Exercise data:
+ + + +

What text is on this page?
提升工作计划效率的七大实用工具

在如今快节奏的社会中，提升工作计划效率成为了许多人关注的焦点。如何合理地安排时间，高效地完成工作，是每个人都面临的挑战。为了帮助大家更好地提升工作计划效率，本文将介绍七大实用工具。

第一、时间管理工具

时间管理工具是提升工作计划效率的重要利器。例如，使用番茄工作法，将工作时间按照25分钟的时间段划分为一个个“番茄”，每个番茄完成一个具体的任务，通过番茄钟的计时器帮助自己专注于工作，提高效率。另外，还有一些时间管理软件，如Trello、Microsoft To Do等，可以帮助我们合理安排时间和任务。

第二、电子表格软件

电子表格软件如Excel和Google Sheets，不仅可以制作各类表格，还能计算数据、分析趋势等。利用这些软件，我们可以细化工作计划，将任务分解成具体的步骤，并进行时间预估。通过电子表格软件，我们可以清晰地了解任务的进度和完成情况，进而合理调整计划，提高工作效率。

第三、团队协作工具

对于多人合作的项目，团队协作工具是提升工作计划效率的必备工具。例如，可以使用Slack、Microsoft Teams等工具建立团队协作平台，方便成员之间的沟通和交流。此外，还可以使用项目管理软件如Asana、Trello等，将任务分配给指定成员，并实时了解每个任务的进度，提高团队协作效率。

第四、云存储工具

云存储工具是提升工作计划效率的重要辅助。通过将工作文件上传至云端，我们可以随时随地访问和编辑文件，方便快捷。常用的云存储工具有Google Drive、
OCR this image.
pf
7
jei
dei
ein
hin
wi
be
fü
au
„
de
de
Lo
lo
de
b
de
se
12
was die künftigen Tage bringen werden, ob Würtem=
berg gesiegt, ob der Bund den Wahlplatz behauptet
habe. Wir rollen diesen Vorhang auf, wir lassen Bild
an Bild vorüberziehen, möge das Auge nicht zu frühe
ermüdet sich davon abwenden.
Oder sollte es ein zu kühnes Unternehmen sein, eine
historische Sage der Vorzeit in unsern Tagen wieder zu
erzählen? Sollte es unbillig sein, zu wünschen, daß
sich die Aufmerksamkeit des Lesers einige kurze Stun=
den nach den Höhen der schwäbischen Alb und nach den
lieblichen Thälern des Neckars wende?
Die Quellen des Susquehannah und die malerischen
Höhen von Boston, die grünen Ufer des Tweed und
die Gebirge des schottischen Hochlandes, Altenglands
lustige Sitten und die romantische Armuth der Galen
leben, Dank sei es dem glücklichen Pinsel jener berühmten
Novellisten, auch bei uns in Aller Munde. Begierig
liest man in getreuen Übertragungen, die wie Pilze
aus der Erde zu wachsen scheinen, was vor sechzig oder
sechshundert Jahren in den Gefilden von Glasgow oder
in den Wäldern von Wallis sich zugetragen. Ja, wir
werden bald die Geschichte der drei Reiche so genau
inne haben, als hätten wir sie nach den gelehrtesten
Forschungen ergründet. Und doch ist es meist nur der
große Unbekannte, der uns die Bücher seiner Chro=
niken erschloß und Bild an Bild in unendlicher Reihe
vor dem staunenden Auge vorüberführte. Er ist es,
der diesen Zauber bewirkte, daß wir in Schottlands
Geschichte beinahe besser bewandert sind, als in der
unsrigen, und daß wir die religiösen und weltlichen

+ + + +

Written request:
Report every line containing the word "sich" from the listing above.

Complete answer:
ermüdet sich davon abwenden.
sich die Aufmerksamkeit des Lesers einige kurze Stun=
in den Wäldern von Wallis sich zugetragen. Ja, wir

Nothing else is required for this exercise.